START INFORMATION SUPPLIED
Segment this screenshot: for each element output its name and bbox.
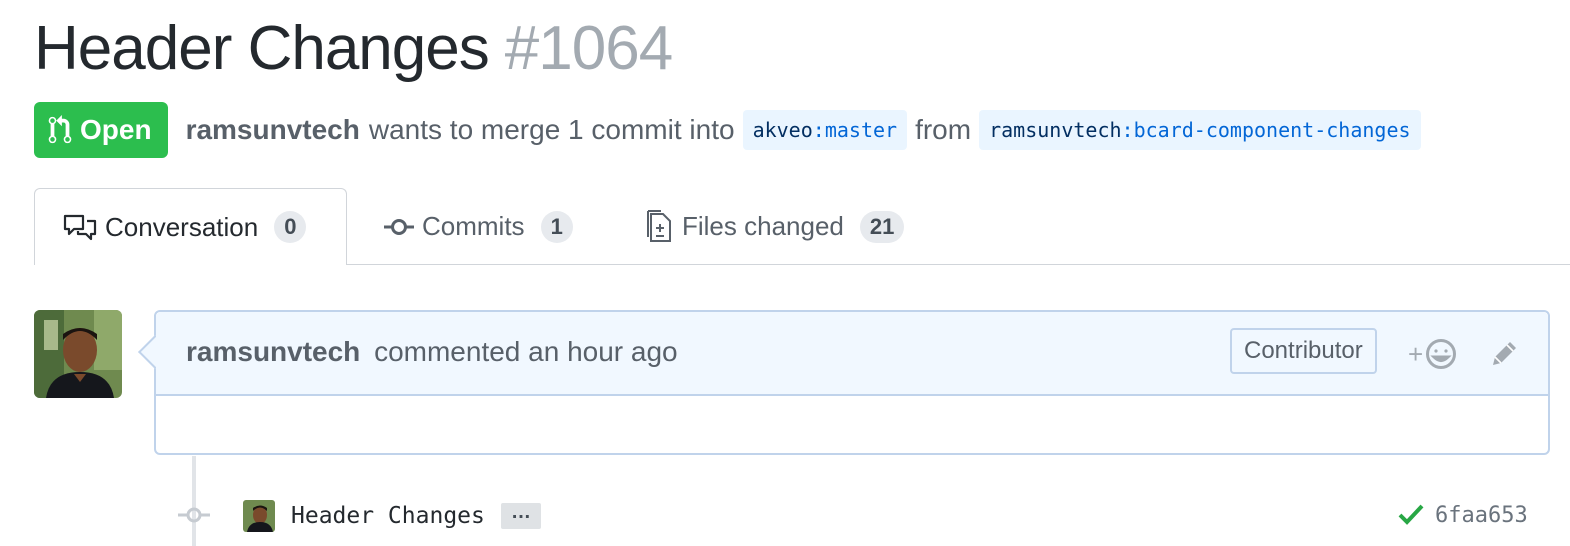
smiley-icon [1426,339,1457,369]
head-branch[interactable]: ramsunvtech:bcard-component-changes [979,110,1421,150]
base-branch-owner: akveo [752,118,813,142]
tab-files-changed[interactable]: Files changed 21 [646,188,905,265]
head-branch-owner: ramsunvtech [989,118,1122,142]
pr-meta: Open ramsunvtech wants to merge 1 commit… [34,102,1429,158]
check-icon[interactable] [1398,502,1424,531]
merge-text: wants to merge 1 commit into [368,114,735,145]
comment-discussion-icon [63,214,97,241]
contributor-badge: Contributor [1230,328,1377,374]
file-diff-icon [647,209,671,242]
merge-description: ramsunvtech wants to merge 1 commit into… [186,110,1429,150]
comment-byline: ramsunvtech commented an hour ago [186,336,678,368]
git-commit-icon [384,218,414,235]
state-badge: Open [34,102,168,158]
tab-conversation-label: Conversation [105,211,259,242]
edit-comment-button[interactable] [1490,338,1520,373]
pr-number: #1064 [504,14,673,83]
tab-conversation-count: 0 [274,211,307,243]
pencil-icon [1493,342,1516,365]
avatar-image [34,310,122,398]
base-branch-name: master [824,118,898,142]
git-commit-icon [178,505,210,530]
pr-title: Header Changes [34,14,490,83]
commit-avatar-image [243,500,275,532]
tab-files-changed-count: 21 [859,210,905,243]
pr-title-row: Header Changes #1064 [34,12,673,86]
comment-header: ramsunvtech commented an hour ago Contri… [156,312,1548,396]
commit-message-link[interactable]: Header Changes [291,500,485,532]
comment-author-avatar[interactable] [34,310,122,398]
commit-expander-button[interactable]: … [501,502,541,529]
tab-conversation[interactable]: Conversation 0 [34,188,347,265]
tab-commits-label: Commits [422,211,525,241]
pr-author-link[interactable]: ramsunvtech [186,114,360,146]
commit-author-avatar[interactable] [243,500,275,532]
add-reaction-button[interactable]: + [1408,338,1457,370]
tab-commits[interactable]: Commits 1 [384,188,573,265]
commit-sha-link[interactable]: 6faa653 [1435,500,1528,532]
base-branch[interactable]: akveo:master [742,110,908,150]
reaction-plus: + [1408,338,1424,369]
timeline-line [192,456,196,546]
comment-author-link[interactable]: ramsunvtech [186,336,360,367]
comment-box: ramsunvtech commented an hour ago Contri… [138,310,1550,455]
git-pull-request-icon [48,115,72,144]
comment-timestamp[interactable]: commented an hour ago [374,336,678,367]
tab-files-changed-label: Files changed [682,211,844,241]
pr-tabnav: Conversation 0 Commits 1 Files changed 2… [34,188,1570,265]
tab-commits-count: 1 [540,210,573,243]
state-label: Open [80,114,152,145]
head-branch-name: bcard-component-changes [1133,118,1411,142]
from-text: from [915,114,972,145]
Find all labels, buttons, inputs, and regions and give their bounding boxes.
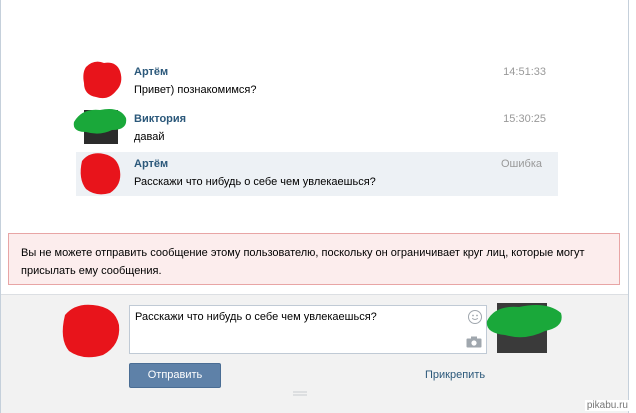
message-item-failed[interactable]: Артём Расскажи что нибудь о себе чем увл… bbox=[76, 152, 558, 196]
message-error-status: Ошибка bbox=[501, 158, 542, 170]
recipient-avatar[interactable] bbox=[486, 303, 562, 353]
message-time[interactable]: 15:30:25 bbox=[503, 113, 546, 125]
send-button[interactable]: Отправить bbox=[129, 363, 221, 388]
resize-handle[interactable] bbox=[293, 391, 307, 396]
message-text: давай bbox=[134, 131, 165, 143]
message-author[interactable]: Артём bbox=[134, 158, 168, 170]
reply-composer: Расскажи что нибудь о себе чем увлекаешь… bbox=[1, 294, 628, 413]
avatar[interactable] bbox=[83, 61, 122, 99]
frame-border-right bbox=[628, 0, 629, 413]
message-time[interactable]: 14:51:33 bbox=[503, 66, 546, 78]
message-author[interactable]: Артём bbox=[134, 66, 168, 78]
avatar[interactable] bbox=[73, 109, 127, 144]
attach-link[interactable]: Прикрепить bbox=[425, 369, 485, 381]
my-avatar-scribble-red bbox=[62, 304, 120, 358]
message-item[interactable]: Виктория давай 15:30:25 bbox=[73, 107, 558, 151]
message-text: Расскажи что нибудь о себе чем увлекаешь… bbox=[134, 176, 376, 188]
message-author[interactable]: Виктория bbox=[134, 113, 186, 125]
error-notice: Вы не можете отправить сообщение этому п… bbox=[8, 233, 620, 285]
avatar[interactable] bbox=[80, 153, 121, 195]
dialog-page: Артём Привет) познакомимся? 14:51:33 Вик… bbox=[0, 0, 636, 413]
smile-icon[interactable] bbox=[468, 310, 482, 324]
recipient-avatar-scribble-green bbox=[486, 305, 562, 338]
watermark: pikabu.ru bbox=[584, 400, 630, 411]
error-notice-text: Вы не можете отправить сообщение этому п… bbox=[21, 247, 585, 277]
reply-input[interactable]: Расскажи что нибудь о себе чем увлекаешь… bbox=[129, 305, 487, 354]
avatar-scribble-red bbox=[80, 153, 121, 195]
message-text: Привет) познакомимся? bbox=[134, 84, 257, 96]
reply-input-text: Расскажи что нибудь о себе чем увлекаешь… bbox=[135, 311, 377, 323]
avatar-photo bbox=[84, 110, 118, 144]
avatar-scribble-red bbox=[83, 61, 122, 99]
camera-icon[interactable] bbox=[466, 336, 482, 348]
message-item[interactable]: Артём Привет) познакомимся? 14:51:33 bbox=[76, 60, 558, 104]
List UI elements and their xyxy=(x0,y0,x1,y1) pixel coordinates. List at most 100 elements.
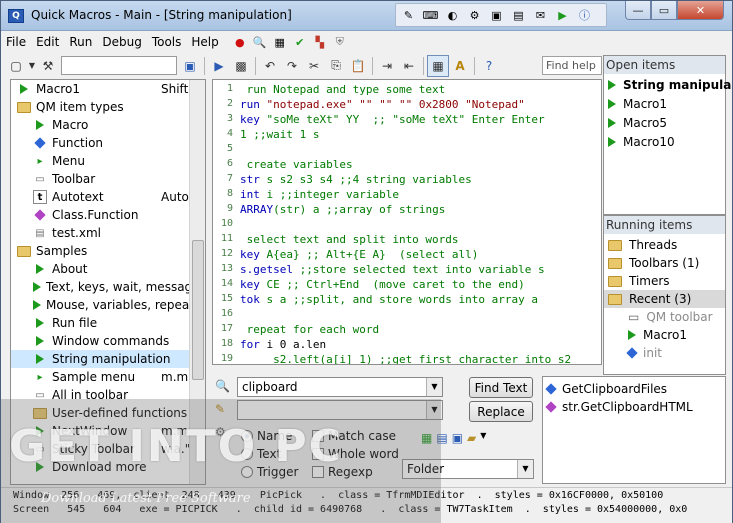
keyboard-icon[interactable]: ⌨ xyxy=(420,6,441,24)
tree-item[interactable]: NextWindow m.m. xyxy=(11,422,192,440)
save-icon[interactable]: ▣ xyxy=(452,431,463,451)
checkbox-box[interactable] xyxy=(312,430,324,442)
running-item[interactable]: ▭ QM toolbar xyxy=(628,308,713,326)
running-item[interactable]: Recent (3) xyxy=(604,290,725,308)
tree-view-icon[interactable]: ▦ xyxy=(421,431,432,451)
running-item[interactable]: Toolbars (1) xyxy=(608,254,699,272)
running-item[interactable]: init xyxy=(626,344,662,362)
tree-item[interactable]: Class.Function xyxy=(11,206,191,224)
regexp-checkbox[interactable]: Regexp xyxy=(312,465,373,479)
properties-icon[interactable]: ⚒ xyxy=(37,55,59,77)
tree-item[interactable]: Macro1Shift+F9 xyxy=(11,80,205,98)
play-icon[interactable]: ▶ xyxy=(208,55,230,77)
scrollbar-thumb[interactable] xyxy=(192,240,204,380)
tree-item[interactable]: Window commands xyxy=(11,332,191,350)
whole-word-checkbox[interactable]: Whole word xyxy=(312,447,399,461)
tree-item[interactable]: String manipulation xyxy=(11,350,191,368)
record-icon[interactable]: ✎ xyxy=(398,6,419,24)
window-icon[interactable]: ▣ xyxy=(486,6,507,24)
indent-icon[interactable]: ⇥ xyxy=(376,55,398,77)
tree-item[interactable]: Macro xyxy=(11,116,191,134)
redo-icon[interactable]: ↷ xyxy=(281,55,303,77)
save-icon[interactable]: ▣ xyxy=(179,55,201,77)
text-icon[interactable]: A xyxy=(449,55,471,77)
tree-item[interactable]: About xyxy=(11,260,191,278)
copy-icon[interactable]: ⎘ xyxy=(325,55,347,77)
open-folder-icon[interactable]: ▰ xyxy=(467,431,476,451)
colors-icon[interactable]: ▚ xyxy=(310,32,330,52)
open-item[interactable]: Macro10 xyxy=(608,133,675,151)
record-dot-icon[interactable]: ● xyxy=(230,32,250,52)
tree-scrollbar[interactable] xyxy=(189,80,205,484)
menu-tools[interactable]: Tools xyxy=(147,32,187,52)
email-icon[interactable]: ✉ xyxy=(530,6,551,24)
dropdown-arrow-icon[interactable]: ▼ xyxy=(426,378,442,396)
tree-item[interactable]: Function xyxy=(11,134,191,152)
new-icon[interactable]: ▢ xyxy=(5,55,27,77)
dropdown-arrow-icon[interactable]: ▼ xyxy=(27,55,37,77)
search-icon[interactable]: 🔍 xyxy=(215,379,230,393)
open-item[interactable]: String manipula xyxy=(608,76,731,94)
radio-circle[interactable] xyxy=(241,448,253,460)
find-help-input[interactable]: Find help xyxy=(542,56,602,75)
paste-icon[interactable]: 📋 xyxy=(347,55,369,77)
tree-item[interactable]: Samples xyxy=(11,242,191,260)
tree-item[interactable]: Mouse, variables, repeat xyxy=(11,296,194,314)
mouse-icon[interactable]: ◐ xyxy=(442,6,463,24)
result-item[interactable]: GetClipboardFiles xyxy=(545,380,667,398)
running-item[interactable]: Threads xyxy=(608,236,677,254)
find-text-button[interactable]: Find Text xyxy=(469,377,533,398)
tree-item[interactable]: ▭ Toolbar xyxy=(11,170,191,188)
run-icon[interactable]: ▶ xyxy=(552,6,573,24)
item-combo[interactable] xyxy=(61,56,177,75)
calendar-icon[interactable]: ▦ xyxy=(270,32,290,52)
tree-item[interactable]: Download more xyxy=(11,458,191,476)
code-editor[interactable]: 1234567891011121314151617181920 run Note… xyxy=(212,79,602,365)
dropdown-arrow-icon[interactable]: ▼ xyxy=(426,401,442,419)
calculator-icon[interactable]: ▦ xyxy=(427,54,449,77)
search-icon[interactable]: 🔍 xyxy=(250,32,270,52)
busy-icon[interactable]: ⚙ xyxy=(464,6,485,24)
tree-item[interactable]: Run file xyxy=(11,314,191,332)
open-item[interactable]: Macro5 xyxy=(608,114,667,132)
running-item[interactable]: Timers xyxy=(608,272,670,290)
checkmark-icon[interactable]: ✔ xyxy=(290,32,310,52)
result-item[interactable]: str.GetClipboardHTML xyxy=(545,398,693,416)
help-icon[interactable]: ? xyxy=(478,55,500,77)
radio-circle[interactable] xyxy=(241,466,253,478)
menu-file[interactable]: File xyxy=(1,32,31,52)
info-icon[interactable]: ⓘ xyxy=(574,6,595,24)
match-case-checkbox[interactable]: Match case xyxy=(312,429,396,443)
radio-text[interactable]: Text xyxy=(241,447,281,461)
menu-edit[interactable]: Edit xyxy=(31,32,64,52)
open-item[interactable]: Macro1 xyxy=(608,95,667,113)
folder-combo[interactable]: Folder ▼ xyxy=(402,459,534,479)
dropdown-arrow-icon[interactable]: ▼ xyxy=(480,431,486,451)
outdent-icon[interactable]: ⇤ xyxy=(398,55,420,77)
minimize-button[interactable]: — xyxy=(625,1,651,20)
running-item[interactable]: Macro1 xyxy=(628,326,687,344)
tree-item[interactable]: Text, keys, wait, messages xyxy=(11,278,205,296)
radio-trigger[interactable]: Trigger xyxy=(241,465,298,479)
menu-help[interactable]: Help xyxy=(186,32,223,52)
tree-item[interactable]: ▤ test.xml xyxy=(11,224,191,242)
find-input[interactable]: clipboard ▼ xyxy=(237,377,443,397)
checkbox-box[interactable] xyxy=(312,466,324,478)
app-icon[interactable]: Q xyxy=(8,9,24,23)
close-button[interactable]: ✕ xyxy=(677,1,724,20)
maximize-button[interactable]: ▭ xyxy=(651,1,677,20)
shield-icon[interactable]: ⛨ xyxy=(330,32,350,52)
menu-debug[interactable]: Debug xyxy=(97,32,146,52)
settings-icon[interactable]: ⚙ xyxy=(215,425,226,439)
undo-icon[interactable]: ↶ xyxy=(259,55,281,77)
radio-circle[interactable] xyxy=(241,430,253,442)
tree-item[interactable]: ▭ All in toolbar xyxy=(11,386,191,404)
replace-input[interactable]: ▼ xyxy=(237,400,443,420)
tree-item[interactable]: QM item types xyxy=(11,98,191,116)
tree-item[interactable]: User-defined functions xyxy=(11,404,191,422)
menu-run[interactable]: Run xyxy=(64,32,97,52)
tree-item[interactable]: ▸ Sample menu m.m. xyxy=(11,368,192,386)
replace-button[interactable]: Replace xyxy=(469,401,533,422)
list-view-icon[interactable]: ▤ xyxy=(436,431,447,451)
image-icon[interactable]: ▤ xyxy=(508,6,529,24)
END INFORMATION SUPPLIED
◆ INSTRUCTION ◆
Please copy out the entries word for word, starting at the line that contains "keyboard-icon[interactable]: ⌨ xyxy=(420,6,441,24)" and stopping after the line that contains "running-item[interactable]: Toolbars (1)".

◆ RESPONSE ◆
keyboard-icon[interactable]: ⌨ xyxy=(420,6,441,24)
tree-item[interactable]: NextWindow m.m. xyxy=(11,422,192,440)
save-icon[interactable]: ▣ xyxy=(452,431,463,451)
checkbox-box[interactable] xyxy=(312,430,324,442)
running-item[interactable]: ▭ QM toolbar xyxy=(628,308,713,326)
running-item[interactable]: Recent (3) xyxy=(604,290,725,308)
tree-view-icon[interactable]: ▦ xyxy=(421,431,432,451)
running-item[interactable]: Toolbars (1) xyxy=(608,254,699,272)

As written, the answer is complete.